### Uyulacak Talimatlar
Verilen metindeki "Çok fazla gol pozisyonu yoktu ama yine de güzel bir maç oldu." cümlesini İngilizceye çevirin.

### Verilen Metin
_ _ _ _ _

Sivasspor maça hızlı başladı, özellikle son haftalarda formsuz gibi gözüken Ekrem’in savunduğu sağ kanattan etkili geldiler ve bu bölümde Musa ile net bir gol fırsatından yararlanamadılar. Bu pozisyon Zapo’lu savunmanın vermesini beklediğim boşluklardan biriydi. İlk 15-20 dakikadan sonra denge kuruldu ve iki takım da kontrollü oynamayı tercih etti. Beşiktaş duran toplarla etkili olmaya başladı ve bir korner sonrasında Sivok ile çok net bir pozisyon yakaladı. İkinci devre de ilk devreye benzer başladı ama bu kez Sivasspor hızlı başladığı oyunda golü de buldu. Biz Mustafa Denizli’nin hangi oyuncu değişiklikleri yapacağını düşünürken Yusuf’un görerek attığı pasa Tello’nun güzel vuruşu ile beraberlik golü geldi. İlk devre olduğu gibi iki takım da yine kontrollü oynamaya çalıştılar. Balili girdikten sonra Sivasspor Beşiktaş kalesini birkaç kez tehdit etti ama iki takım da kazanmak için çok şey yapmadı. Sahada mücadele ve istek vardı ama öncelik doğal olarak kaybetmemekti. Çok fazla gol pozisyonu yoktu ama yine de güzel bir maç oldu. Bu arada şunu da not etmek lazım, televizyon falan izlemedim ve bir hatası var mı bilmiyorum ama bence hakem maçın tamamında çok iyiydi.

İki takım da üzülmedi, rakipler arasından kazanan olmayınca fikstürün en zorlu maçlarından biri kayıpsız atlatılmış oldu. Beşiktaş yine zorluk derecesi yüksek bir maçı kazanamadı, bunu yine de akılda tutmak lazım. Sivasspor’un fikstürü iyi, bu beraberlikle camia da biraz sakinleşmiştir. Belli ki sezon sonuna kadar şampiyonluğun en büyük adaylarından olacaklar.


UEFA Kupasına veda ettikten sonra Galatasaray’ın ligi bir şekilde götüreceğini düşünüyordum. Kadro iyi ve kaliteli, milli maç için verilecek arada sakatlar da dönecek ve elde sadece Süper Lig hedefi kaldı. Rakiplerin de kaybettiği haftada kazanıp öne de fırlarlar diyordum ama Eskişehirspor maçından sonra bir kez daha gördüm ki bu sezon Sivasspor, Beşiktaş ve Trabzonspor için büyük şans. Şampiyonluğa çok ihtiyacı olan bu üç takım herhalde bir daha aynı sezon içinde hem Fenerbahçe’yi hem Galatasaray’ı bu kadar kötü yakalayamaz.

Hafta içi gazetelerde Eskişehirspor cephesinden kazanmak için oynayacaklarına dair demeçler okumuştum, maç da bu görüntüde başladı. Topa daha çok sahip olan, gol arayan ve pres yapan taraf Eskişehirspor’du, Galatasaray ise oyunu kabullenen ve kontra atak arayan bir görüntüdeydi. Lincoln beklendiği gibi kulübedeydi, oyuna da girmedi. Maç sonrasında Bülent Korkmaz’ın Lincoln’ün sakatlığı olduğunu söylemesi komik, Trabzonspor maçında da dinlendirilmişti zaten. Sahadakiler de bitse de gitsek havasındaydı, bitik ve bıkkın bir haldelerdi, sanki şampiyonluk şansları yokmuş, sezon bitmiş gibi oynuyorlardı.

_ _ _ _ _

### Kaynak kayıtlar
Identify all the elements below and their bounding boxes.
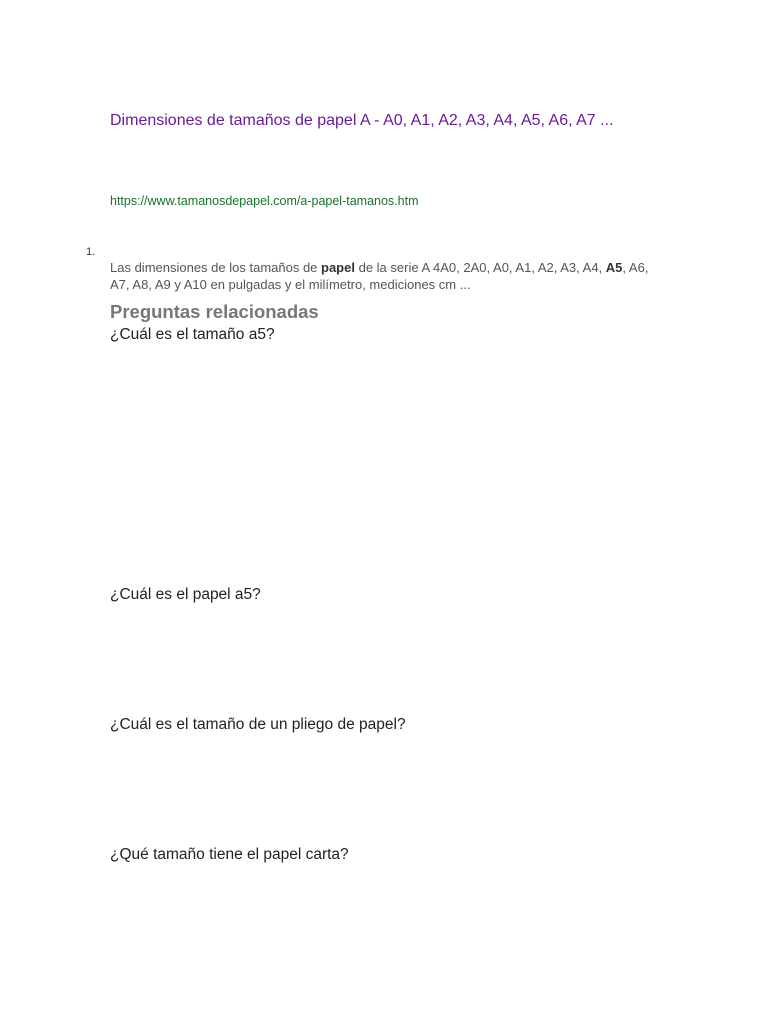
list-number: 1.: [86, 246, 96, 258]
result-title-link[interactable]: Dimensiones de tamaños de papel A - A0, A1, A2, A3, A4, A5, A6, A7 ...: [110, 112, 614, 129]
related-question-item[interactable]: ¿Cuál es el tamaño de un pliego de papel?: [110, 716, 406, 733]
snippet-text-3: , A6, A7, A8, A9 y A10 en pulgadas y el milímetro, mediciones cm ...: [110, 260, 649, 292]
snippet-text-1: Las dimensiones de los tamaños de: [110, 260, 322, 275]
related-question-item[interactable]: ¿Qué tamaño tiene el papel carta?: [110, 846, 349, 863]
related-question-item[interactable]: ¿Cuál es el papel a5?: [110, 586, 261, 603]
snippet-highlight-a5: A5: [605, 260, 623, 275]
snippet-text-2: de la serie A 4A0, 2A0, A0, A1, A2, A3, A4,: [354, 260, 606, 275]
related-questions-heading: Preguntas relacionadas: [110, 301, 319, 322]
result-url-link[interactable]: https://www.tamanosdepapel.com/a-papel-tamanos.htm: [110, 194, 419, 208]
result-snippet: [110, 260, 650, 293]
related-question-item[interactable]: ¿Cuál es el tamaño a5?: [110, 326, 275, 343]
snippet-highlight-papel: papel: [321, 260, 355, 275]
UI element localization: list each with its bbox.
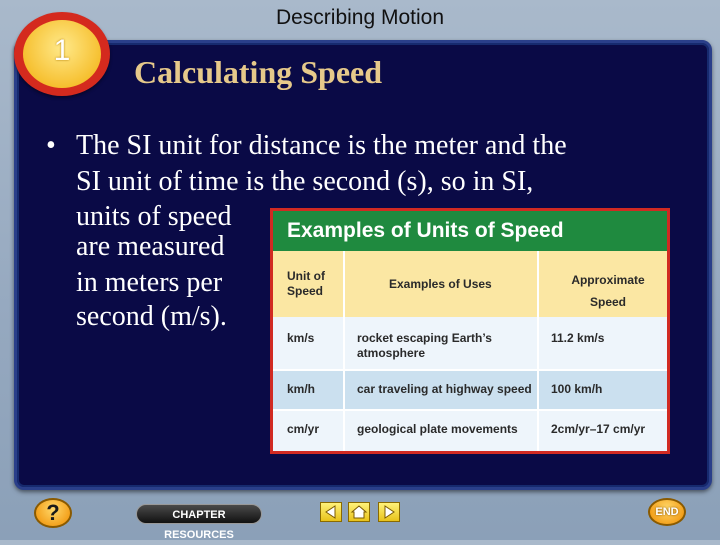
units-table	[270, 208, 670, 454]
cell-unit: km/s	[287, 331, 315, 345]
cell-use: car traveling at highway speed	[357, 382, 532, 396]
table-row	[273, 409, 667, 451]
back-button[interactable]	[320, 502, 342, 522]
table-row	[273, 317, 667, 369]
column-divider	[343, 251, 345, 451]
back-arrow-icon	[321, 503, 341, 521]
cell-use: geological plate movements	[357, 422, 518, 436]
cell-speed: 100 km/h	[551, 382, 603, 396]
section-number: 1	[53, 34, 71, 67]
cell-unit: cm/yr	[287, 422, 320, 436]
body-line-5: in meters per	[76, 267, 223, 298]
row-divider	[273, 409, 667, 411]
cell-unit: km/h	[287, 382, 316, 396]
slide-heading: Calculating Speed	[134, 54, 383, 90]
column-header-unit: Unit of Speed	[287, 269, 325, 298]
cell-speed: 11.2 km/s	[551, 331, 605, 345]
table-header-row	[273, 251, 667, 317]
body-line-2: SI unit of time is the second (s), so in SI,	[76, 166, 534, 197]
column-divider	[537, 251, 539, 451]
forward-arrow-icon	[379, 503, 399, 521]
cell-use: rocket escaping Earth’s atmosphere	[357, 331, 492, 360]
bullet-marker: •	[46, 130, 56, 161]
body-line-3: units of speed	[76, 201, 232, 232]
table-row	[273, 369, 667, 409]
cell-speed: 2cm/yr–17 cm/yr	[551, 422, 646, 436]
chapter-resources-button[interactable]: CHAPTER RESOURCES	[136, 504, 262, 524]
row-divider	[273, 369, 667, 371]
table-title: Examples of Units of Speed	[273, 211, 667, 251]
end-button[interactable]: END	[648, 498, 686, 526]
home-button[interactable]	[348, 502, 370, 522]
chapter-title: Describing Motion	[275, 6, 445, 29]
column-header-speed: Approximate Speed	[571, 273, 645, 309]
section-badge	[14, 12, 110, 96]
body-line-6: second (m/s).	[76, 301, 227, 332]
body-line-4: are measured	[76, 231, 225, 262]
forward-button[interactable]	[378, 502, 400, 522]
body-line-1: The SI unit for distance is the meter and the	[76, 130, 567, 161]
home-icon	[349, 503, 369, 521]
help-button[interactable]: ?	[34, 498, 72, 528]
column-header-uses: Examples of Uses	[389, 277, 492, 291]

_ _ _ _ _

### Problemin Yanıtı
There weren't many scoring chances, but it was still a good match.